- [Aim 1]:
Please render the records from the line with "y-tick-label: 30 xyxy=(34,499,62,524)" to the line with "data-point[interactable] xyxy=(360,591,376,607)", both included, as a Markdown table with the columns n and Line, giving each row its number and leaving out blank lines.

- [Excerpted text]:
◇ ◇ ◇ ◇ ◇

# B&S Governor Spring



## John Lolli (Nov 3, 2005)

I have a craftsman push mower with a Briggs 10T802-1025-B1 engine. The governor spring is missing. The IPL shows that it uses a single spring. It does not show where it is connected. The spring is 698719. It is the typical briggs spring with a long loop at one end and a circular loop at the other. My repair manual does not cover the 10T802 engine. I appreciate any help on this. The carburetor throttle shaft has two holes -- one for the governor rod and I dont know what the other one is for. It may be for the spring however which end goes there.


----------



## geogrubb (Jul 28, 2006)

It probably should look like the pic below. Have a good one. Geo


----------



## John Lolli (Nov 3, 2005)

George -- thanks for the reply. This unit is not the typical Briggs 10(A,B,C)xxxx engine. This is is a 10T802 engine and only uses a single governor spring. Also there is no loop in the governor rod. The rod is just a straight piece from the governor to the carburetor throttle shaft. There is a second hole in the throttle shaft and I would think it goes there but I am not 100% sure. I will be picking up the spring this week sometime.


----------



## geogrubb (Jul 28, 2006)

◇ ◇ ◇ ◇ ◇

- [Aim 2]:
Write the next part of the governor spring thread, picking up after its last line.

- [Data shown]:
◇ ◇ ◇ ◇ ◇

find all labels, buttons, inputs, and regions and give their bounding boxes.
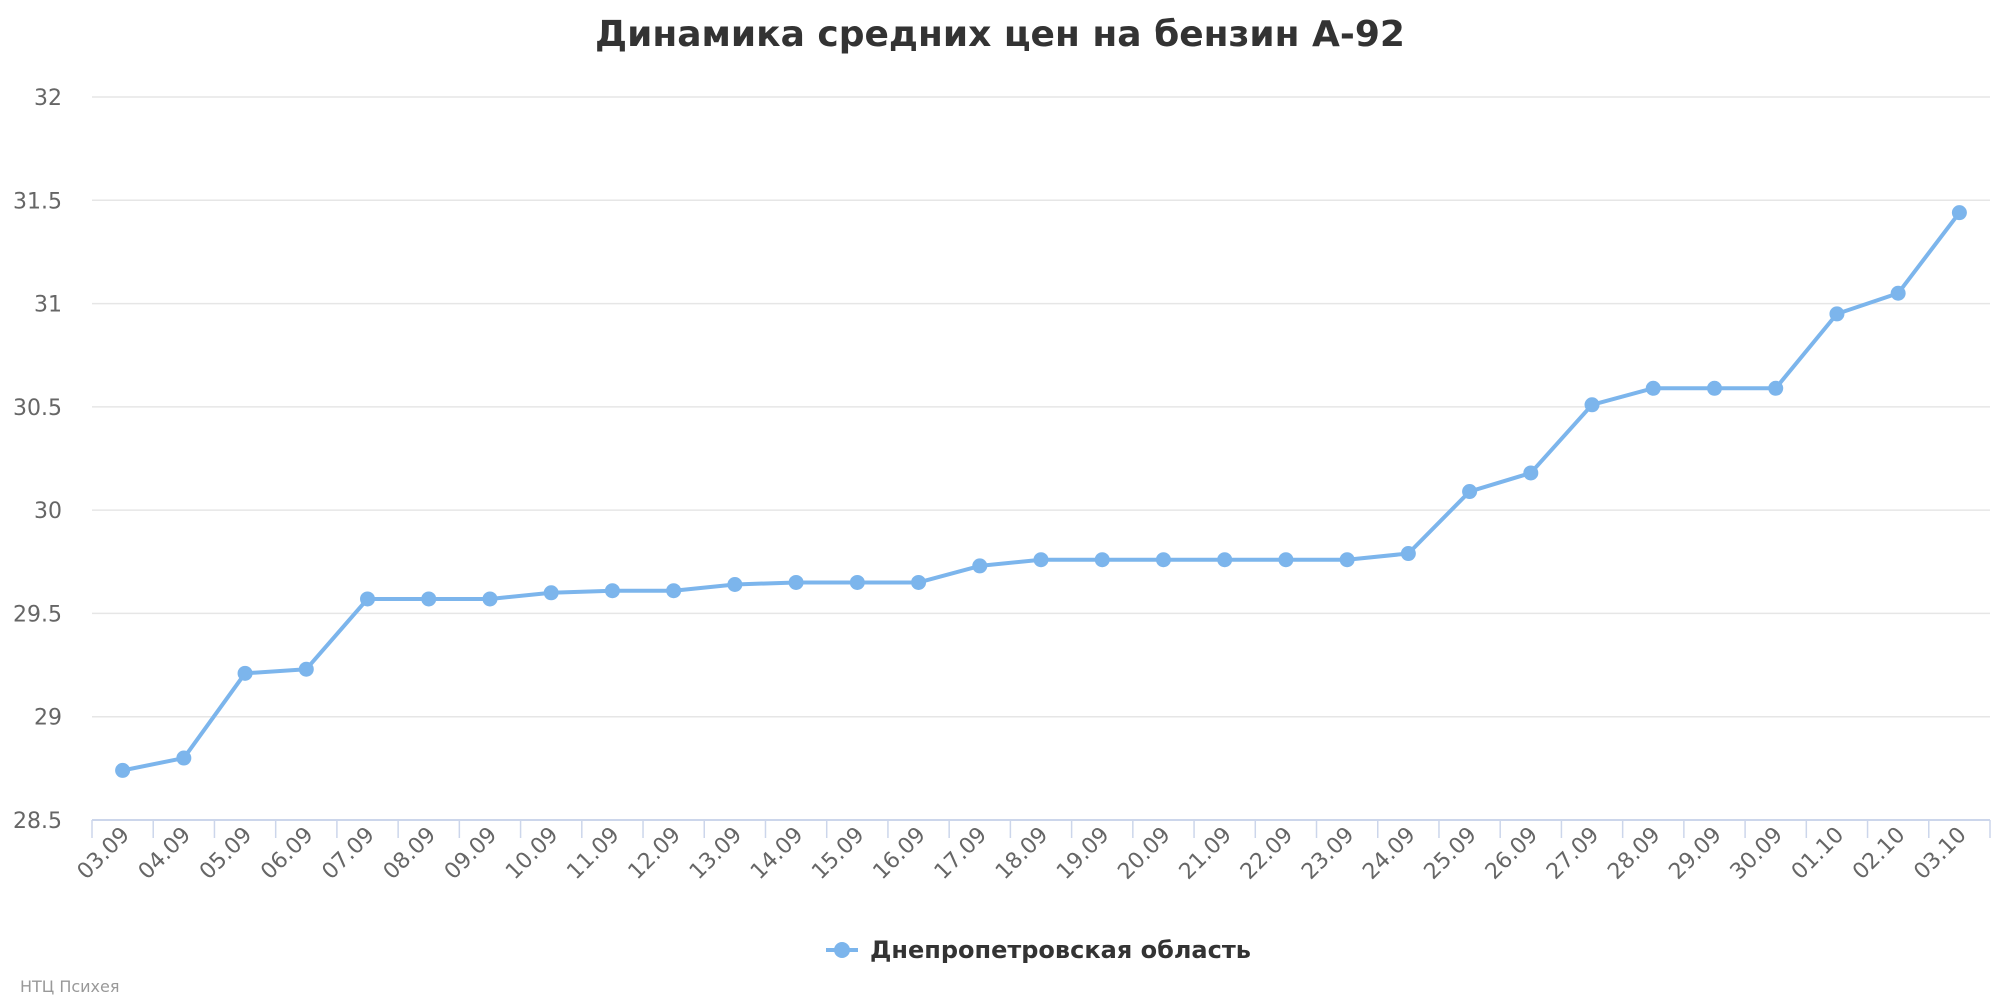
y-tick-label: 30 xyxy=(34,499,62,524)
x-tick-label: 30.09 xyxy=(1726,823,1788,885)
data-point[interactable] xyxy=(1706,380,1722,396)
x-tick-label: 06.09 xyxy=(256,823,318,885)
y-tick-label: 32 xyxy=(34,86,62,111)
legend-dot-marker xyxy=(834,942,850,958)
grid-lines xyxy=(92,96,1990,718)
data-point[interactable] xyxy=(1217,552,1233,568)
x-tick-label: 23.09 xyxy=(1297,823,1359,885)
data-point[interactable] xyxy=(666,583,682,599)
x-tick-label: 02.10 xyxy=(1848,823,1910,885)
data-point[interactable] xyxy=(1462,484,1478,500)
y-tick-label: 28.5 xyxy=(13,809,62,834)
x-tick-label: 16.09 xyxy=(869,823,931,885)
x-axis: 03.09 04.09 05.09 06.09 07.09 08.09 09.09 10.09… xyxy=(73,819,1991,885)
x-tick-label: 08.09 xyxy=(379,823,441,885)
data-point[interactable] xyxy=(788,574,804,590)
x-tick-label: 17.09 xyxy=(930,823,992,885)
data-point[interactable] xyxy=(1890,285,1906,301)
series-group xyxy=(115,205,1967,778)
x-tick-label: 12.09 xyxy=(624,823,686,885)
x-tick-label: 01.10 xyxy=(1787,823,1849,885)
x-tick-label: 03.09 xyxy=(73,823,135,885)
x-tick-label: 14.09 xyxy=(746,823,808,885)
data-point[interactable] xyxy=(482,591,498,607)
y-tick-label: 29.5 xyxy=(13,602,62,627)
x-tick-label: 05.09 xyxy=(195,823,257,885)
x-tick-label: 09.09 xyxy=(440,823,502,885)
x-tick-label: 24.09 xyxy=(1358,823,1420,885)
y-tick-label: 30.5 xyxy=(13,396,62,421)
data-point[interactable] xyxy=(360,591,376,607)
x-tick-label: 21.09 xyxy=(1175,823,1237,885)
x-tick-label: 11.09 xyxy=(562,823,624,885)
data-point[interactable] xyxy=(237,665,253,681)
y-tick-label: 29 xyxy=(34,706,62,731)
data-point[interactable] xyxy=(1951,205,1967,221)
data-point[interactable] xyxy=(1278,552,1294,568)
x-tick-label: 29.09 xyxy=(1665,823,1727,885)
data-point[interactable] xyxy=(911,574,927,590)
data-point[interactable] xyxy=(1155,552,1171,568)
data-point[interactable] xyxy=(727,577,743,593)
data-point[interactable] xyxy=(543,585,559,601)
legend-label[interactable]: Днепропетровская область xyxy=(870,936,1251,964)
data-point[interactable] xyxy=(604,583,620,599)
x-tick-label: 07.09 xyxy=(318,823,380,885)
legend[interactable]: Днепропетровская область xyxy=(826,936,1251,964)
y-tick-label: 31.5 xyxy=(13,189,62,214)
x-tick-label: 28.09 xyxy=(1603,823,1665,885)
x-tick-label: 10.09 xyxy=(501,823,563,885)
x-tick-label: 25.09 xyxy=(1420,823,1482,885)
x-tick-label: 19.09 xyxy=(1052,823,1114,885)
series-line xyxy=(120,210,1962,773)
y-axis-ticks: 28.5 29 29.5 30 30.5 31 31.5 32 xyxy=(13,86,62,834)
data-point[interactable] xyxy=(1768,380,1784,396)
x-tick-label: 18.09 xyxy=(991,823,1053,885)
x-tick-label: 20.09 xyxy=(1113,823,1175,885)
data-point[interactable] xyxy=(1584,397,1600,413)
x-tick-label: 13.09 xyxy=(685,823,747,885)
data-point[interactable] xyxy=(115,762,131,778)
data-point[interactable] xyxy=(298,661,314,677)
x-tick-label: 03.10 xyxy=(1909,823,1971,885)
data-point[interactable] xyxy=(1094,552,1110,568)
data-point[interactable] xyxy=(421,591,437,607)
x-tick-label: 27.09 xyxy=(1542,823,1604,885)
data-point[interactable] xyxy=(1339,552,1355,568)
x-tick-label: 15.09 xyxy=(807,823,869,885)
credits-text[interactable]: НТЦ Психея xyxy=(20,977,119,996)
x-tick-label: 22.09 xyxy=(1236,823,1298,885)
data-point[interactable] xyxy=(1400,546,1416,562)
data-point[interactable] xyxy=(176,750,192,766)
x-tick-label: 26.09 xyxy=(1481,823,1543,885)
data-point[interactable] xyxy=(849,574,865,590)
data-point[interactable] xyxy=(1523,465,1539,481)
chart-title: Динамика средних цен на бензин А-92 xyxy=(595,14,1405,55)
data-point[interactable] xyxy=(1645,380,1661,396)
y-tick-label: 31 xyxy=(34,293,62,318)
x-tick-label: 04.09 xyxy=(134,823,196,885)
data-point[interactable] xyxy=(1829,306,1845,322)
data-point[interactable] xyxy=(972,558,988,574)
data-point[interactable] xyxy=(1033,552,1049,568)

◇ ◇ ◇ ◇ ◇

- [Written response 1]:
| n | Line |
|---|---|
| 1 | y-tick-label: 30 xyxy=(34,499,62,524) |
| 2 | x-tick-label: 30.09 xyxy=(1726,823,1788,885) |
| 3 | data-point[interactable] xyxy=(1706,380,1722,396) |
| 4 | x-tick-label: 06.09 xyxy=(256,823,318,885) |
| 5 | y-tick-label: 32 xyxy=(34,86,62,111) |
| 6 | legend-dot-marker xyxy=(834,942,850,958) |
| 7 | grid-lines xyxy=(92,96,1990,718) |
| 8 | data-point[interactable] xyxy=(1217,552,1233,568) |
| 9 | x-tick-label: 23.09 xyxy=(1297,823,1359,885) |
| 10 | data-point[interactable] xyxy=(666,583,682,599) |
| 11 | x-tick-label: 02.10 xyxy=(1848,823,1910,885) |
| 12 | data-point[interactable] xyxy=(1462,484,1478,500) |
| 13 | y-tick-label: 28.5 xyxy=(13,809,62,834) |
| 14 | x-tick-label: 16.09 xyxy=(869,823,931,885) |
| 15 | x-axis: 03.09 04.09 05.09 06.09 07.09 08.09 09.09 10.09… xyxy=(73,819,1991,885) |
| 16 | x-tick-label: 08.09 xyxy=(379,823,441,885) |
| 17 | data-point[interactable] xyxy=(788,574,804,590) |
| 18 | x-tick-label: 17.09 xyxy=(930,823,992,885) |
| 19 | data-point[interactable] xyxy=(1890,285,1906,301) |
| 20 | series-group xyxy=(115,205,1967,778) |
| 21 | x-tick-label: 12.09 xyxy=(624,823,686,885) |
| 22 | x-tick-label: 01.10 xyxy=(1787,823,1849,885) |
| 23 | x-tick-label: 03.09 xyxy=(73,823,135,885) |
| 24 | x-tick-label: 14.09 xyxy=(746,823,808,885) |
| 25 | data-point[interactable] xyxy=(482,591,498,607) |
| 26 | y-tick-label: 29.5 xyxy=(13,602,62,627) |
| 27 | x-tick-label: 05.09 xyxy=(195,823,257,885) |
| 28 | x-tick-label: 09.09 xyxy=(440,823,502,885) |
| 29 | x-tick-label: 24.09 xyxy=(1358,823,1420,885) |
| 30 | y-tick-label: 30.5 xyxy=(13,396,62,421) |
| 31 | data-point[interactable] xyxy=(360,591,376,607) |

- [Written response 2]:
John Lolli said:


> George -- thanks for the reply. This unit is not the typical Briggs 10(A,B,C)xxxx engine. This is is a 10T802 engine and only uses a single governor spring. Also there is no loop in the governor rod. The rod is just a straight piece from the governor to the carburetor throttle shaft. There is a second hole in the throttle shaft and I would think it goes there but I am not 100% sure. I will be picking up the spring this week sometime.


How about the pic below. Have a good one. Geo


----------



## John Lolli (Nov 3, 2005)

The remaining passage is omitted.